> [Task to carry out] The answer is one number: how many lines in the data below hold "Nuclear".

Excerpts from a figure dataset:
□ □ □ □

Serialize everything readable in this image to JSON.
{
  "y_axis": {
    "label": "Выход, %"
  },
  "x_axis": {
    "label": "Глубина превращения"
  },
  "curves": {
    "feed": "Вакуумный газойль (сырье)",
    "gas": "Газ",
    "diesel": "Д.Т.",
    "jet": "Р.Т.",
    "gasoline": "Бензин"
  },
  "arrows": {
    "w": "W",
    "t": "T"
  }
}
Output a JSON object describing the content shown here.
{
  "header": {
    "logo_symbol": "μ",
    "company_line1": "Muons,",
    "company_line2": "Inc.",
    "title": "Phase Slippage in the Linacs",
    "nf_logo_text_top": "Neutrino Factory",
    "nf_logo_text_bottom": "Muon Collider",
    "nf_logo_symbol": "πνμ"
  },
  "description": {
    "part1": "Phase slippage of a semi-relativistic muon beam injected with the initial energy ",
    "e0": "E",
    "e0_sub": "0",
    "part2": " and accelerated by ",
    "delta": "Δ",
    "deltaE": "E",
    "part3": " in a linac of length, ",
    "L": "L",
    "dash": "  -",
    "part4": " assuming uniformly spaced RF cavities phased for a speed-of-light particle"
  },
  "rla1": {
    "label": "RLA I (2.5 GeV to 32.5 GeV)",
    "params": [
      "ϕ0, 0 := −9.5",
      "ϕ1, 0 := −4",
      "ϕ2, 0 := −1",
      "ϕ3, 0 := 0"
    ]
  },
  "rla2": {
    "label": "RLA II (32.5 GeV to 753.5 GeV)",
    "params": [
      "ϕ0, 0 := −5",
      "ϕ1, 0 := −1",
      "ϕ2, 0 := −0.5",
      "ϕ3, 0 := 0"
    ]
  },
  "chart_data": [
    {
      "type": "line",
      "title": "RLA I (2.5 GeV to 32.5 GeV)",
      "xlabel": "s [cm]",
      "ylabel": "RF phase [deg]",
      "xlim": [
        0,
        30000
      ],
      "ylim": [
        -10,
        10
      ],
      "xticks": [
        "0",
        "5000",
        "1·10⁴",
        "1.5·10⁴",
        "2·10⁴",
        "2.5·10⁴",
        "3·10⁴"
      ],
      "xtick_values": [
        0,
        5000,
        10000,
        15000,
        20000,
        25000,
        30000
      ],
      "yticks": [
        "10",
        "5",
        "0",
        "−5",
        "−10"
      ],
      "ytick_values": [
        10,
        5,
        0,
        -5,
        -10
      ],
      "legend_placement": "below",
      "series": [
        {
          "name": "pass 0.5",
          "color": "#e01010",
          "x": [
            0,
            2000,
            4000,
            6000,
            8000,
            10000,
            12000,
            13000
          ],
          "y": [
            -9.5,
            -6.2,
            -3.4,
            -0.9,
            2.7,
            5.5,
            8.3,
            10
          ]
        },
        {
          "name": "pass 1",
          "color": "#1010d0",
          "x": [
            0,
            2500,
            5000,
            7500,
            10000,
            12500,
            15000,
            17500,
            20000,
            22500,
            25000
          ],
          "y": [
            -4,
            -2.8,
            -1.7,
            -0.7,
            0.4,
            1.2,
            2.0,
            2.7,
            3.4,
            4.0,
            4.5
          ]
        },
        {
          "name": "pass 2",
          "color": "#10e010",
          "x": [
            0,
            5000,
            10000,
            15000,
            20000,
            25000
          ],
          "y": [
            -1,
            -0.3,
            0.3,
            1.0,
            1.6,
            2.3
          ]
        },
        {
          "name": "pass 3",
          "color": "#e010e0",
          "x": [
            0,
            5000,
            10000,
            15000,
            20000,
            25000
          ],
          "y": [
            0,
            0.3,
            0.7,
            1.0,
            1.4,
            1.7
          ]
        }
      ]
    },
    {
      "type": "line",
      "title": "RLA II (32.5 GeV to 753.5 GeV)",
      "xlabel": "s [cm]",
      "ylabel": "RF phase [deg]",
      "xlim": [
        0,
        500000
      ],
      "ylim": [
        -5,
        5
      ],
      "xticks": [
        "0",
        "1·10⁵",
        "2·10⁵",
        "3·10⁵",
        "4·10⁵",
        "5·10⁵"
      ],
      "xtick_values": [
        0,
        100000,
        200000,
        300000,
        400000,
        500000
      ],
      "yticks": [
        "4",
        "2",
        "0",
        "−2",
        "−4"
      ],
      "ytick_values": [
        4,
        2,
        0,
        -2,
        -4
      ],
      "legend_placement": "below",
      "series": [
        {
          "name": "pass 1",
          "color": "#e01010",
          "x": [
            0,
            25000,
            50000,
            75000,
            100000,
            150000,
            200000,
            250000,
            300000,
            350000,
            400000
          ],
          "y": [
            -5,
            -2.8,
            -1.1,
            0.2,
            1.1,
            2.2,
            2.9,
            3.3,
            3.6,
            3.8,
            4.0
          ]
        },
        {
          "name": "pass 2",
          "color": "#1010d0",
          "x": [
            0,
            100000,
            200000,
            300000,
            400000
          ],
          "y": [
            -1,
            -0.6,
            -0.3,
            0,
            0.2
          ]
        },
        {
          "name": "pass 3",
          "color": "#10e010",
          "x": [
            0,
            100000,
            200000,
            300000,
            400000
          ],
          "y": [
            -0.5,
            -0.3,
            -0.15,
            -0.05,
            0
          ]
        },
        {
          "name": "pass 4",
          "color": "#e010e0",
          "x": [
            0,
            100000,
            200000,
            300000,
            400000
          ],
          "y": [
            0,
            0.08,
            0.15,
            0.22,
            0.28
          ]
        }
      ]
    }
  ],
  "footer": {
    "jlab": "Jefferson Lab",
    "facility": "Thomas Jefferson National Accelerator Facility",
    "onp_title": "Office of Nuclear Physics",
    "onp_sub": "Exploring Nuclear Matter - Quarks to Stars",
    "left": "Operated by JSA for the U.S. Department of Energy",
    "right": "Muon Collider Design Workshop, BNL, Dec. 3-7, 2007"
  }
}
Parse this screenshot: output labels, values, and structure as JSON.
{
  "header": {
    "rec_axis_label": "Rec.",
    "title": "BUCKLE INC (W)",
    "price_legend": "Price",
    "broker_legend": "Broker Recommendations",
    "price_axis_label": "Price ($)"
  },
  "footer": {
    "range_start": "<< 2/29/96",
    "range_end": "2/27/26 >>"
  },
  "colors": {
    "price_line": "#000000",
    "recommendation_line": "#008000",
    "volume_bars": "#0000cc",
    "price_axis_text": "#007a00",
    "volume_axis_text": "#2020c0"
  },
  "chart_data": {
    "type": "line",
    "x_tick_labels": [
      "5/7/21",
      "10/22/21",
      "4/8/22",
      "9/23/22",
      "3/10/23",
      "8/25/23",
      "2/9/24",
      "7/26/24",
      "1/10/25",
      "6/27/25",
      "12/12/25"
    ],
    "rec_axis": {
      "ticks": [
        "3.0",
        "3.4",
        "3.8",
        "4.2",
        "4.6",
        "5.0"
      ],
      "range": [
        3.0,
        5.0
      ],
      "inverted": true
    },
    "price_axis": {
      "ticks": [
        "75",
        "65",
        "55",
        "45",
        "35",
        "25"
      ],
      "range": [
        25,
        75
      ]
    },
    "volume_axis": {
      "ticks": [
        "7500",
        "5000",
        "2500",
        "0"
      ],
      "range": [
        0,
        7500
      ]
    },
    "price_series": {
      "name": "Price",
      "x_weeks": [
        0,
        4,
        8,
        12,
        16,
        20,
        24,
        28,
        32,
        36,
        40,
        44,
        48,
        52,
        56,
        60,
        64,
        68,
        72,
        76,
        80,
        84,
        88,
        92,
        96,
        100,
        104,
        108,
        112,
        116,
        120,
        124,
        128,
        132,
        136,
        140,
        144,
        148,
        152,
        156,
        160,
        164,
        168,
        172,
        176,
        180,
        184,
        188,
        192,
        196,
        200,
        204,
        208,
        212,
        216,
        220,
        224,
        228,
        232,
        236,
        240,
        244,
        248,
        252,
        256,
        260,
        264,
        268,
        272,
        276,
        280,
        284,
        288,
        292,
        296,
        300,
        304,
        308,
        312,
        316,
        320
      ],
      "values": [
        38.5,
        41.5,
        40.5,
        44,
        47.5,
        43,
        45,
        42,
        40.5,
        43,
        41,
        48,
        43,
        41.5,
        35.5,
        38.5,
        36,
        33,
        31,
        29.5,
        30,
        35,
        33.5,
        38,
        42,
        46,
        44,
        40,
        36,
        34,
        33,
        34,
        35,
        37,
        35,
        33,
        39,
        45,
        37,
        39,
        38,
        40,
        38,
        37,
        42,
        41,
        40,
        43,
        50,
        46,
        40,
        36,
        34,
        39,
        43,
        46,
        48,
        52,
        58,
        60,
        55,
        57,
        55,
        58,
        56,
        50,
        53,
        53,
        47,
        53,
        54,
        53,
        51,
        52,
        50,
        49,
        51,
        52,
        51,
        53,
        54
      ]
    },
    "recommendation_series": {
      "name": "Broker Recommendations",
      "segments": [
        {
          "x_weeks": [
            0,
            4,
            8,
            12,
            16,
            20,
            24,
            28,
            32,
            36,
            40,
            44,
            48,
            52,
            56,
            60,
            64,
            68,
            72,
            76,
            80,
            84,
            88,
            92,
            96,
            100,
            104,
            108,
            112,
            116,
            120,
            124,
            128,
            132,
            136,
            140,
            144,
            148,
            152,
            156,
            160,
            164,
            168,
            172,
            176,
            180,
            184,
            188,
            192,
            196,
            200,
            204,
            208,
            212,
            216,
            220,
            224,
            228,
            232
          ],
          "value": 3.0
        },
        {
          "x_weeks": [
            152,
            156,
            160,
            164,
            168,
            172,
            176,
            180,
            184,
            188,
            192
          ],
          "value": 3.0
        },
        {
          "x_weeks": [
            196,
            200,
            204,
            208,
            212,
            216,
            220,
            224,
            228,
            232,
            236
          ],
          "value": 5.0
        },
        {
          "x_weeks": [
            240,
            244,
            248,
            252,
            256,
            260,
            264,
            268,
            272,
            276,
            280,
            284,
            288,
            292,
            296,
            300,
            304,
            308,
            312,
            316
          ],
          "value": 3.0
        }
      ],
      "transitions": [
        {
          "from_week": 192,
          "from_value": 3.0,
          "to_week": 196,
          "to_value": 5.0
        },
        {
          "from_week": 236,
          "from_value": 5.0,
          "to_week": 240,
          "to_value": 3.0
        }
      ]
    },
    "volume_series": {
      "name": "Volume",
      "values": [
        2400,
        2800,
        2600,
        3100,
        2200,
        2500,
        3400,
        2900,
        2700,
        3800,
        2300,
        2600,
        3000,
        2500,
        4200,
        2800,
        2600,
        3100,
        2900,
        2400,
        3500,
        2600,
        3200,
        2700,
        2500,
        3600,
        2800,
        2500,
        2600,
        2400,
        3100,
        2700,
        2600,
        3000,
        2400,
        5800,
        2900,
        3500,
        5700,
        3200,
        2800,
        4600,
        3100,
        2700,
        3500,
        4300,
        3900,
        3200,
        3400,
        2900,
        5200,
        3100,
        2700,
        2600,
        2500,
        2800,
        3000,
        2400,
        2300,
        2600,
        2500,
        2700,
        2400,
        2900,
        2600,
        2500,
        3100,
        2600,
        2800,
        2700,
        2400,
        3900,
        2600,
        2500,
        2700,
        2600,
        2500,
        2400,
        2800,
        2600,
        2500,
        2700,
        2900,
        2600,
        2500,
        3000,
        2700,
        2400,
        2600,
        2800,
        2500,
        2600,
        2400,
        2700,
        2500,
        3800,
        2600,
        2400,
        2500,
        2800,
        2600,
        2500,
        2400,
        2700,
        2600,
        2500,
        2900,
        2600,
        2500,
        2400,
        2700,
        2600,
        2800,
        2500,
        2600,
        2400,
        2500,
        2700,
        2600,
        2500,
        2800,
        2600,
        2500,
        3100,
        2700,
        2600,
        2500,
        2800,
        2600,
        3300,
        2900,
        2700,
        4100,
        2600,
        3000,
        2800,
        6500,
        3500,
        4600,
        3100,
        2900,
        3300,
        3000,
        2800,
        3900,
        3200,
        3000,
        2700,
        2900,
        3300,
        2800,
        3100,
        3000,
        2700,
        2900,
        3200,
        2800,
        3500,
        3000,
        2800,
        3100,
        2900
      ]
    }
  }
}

□ □ □ □

> [Result] 2